> _GOAL_
Retype the listing lines starting with the line that contains "595, 510, 627]" and going on through the line that contains "issue-date: 2024年1月19日 [200, 11, 270, 20]".

> _DATA SECTION_
--

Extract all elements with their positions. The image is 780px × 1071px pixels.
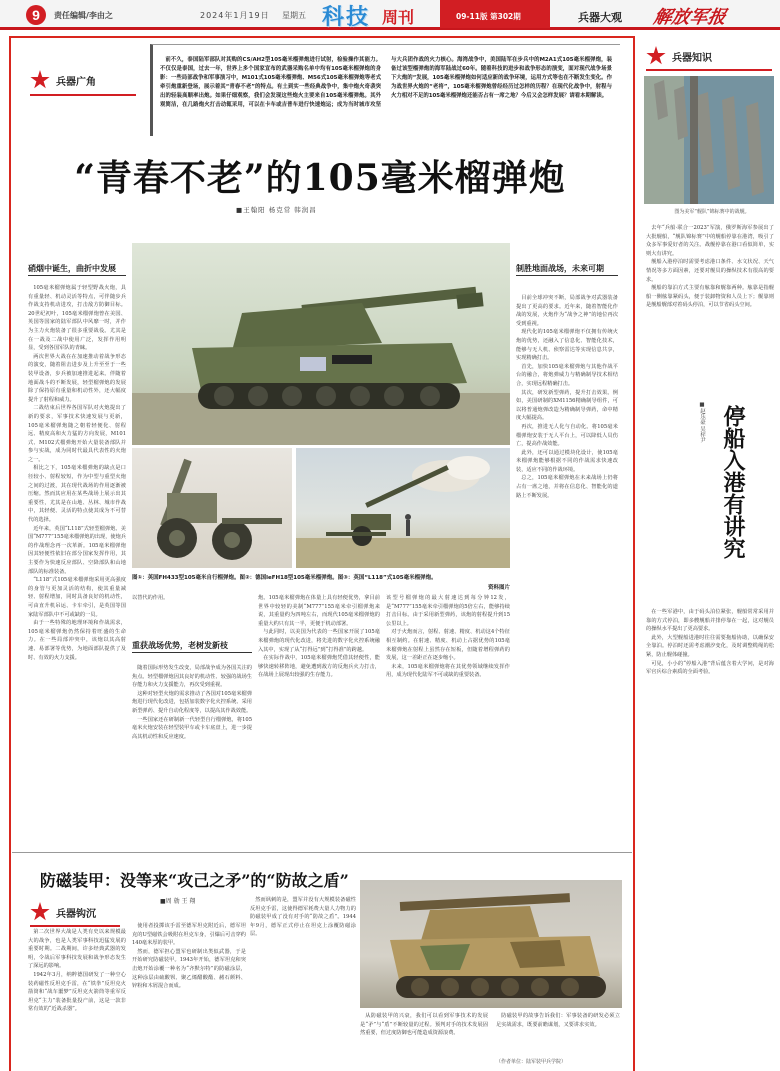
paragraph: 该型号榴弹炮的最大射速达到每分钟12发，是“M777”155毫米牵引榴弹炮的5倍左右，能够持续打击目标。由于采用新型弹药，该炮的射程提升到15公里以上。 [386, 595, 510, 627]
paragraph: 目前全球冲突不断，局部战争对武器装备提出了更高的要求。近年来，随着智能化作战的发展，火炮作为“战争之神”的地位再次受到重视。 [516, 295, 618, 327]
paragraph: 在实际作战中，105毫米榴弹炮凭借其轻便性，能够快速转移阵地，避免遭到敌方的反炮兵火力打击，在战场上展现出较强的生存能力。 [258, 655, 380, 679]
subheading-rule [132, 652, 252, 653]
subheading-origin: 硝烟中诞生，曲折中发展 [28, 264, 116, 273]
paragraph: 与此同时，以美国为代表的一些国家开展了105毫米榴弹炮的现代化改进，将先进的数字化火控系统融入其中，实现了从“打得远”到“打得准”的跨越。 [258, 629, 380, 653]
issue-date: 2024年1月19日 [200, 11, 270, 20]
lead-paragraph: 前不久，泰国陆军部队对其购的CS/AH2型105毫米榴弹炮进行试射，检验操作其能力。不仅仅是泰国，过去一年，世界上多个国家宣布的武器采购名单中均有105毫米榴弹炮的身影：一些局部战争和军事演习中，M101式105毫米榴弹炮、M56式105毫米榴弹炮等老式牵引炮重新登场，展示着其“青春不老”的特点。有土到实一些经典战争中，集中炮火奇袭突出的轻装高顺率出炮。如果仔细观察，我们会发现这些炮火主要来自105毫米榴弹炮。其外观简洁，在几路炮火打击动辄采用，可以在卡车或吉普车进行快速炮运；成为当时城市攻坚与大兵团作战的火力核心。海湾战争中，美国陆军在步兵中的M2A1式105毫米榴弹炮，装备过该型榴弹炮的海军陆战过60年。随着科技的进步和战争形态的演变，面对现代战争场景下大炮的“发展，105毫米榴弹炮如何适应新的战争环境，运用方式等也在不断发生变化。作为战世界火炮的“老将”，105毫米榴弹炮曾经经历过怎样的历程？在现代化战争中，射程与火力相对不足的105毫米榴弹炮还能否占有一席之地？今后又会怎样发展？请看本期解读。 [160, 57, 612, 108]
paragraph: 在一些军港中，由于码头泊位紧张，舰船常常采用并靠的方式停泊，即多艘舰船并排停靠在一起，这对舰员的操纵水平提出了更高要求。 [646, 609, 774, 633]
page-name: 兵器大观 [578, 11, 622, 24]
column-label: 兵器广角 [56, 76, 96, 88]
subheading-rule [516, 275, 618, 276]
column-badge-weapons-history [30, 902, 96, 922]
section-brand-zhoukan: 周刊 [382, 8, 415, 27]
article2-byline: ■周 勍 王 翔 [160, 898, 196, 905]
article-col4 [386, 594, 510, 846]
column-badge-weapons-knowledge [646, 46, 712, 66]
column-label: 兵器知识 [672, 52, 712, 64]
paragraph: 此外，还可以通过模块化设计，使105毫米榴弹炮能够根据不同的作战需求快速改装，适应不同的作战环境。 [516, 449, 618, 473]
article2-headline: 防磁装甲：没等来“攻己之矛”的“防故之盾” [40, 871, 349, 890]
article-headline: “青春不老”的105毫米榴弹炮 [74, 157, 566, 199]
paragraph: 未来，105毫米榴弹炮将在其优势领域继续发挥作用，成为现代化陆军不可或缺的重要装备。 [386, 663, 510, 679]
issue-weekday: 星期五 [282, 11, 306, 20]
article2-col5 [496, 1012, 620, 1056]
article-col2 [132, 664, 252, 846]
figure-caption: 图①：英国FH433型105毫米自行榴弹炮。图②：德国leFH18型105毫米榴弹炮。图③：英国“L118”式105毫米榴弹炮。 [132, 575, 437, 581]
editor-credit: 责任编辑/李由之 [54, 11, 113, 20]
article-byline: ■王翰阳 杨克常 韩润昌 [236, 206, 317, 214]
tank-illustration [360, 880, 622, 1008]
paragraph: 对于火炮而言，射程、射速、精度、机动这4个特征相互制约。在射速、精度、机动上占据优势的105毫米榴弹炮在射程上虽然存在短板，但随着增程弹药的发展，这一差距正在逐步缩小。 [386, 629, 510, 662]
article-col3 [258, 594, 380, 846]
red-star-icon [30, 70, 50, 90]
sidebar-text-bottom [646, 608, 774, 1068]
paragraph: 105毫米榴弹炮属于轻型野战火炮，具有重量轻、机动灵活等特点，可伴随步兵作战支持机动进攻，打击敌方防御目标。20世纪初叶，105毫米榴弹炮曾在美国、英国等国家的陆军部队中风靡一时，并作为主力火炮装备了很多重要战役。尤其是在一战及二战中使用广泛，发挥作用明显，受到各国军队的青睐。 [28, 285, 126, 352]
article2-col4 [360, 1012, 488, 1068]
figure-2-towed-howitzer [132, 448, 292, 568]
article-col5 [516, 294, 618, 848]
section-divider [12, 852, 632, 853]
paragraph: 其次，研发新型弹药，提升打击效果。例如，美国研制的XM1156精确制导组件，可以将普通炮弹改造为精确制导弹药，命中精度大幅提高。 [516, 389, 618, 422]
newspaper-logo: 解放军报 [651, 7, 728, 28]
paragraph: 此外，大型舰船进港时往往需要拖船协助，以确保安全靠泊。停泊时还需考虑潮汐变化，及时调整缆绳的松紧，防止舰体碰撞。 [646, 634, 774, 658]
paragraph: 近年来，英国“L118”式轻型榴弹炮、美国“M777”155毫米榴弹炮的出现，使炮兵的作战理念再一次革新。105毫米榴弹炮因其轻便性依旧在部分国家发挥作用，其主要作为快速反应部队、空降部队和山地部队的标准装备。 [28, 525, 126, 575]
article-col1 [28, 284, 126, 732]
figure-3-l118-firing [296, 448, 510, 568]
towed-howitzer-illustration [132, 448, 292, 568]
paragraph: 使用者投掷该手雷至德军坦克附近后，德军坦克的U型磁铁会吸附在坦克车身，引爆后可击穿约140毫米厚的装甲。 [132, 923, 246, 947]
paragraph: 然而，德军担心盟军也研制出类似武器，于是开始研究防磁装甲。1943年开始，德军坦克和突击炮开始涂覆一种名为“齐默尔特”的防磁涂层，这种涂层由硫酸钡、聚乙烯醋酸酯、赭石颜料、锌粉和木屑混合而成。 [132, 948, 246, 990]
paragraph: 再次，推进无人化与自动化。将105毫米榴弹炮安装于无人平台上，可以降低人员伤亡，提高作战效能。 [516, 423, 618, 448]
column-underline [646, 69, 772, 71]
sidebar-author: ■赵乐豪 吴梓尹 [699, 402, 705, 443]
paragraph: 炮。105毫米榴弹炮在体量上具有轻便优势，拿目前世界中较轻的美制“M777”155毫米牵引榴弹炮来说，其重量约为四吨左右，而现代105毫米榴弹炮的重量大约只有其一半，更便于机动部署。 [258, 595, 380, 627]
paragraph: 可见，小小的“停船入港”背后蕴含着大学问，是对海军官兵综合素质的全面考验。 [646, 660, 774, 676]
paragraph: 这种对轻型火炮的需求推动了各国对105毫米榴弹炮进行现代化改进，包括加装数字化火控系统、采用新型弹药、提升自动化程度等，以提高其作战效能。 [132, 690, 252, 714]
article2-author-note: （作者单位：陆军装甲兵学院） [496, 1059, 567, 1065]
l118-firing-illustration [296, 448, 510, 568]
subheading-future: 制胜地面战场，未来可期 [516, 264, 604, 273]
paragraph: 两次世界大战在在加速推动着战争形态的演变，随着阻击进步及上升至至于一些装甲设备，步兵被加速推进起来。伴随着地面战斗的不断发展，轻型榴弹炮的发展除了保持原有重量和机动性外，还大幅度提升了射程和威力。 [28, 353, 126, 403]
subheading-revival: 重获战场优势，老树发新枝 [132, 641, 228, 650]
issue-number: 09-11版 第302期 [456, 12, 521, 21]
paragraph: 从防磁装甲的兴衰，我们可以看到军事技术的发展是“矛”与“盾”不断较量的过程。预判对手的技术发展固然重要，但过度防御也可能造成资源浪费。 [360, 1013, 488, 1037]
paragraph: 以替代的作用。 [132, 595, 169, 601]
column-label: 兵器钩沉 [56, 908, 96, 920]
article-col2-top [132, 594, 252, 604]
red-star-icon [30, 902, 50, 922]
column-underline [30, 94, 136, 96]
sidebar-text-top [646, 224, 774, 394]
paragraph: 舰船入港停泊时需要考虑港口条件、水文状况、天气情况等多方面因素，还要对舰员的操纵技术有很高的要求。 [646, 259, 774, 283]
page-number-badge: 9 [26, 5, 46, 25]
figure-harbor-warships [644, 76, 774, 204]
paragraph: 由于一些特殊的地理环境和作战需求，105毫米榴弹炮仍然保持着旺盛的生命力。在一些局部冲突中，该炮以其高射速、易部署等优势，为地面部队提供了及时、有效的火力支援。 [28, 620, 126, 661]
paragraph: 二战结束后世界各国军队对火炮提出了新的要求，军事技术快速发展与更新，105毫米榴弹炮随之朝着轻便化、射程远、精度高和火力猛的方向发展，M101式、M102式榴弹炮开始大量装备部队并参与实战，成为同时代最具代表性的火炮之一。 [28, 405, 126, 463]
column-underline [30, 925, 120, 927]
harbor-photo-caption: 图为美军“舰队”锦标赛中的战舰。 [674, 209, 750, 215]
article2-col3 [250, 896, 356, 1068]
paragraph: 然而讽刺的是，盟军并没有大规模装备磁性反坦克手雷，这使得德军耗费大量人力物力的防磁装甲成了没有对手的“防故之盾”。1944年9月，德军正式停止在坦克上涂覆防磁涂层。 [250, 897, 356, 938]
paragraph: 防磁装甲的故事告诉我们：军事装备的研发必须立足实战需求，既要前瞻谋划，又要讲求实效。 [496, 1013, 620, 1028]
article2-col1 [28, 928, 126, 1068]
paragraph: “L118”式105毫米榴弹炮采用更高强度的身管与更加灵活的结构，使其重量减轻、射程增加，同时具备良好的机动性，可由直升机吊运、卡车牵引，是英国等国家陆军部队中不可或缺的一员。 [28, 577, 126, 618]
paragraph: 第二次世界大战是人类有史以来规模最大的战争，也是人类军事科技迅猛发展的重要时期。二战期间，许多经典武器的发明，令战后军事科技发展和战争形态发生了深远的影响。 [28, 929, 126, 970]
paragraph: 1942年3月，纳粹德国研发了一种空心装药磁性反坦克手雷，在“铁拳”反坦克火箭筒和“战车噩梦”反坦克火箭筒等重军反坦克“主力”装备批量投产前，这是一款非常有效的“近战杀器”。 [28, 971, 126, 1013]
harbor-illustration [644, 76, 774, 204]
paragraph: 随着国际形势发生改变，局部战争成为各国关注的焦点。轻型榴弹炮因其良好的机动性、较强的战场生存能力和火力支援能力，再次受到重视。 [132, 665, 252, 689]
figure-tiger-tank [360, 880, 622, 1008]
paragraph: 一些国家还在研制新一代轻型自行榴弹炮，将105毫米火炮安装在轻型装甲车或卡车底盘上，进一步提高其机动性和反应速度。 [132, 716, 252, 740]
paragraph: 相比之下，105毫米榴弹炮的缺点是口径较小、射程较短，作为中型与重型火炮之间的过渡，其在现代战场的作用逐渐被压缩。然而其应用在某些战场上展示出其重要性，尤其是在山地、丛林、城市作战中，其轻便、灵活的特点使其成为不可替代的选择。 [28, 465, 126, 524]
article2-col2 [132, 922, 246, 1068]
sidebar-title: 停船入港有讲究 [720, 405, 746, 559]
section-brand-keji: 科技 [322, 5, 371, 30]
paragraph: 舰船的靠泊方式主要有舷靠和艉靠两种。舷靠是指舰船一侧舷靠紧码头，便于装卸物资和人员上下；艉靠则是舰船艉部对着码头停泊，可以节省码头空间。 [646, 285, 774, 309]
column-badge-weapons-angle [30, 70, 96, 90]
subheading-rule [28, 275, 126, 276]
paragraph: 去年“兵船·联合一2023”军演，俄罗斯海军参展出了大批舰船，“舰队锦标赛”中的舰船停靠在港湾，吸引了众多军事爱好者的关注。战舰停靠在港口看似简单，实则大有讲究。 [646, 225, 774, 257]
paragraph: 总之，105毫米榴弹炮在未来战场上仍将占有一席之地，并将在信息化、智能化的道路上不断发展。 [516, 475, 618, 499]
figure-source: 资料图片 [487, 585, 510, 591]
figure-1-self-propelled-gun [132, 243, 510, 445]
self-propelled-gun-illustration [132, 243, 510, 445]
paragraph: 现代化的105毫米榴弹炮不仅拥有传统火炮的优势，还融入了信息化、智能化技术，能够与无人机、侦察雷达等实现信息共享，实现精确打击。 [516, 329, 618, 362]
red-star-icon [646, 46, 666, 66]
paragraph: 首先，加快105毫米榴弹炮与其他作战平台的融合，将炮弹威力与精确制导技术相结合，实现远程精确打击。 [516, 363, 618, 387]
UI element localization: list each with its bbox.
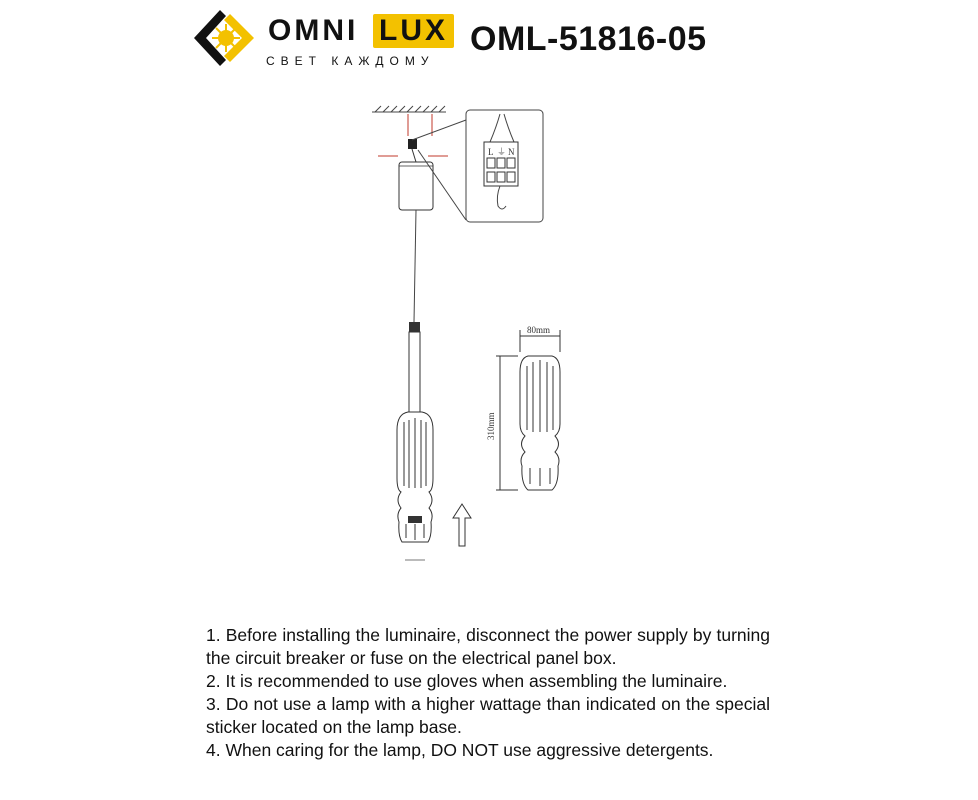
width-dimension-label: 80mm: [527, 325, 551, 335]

--

> _RESPONSE TO THE TASK_
paragraph: 该型号榴弹炮的最大射速达到每分钟12发，是“M777”155毫米牵引榴弹炮的5倍左右，能够持续打击目标。由于采用新型弹药，该炮的射程提升到15公里以上。 [386, 595, 510, 627]
paragraph: 目前全球冲突不断，局部战争对武器装备提出了更高的要求。近年来，随着智能化作战的发展，火炮作为“战争之神”的地位再次受到重视。 [516, 295, 618, 327]
paragraph: 在实际作战中，105毫米榴弹炮凭借其轻便性，能够快速转移阵地，避免遭到敌方的反炮兵火力打击，在战场上展现出较强的生存能力。 [258, 655, 380, 679]
subheading-rule [132, 652, 252, 653]
subheading-origin: 硝烟中诞生，曲折中发展 [28, 264, 116, 273]
paragraph: 与此同时，以美国为代表的一些国家开展了105毫米榴弹炮的现代化改进，将先进的数字化火控系统融入其中，实现了从“打得远”到“打得准”的跨越。 [258, 629, 380, 653]
issue-date: 2024年1月19日 [200, 11, 270, 20]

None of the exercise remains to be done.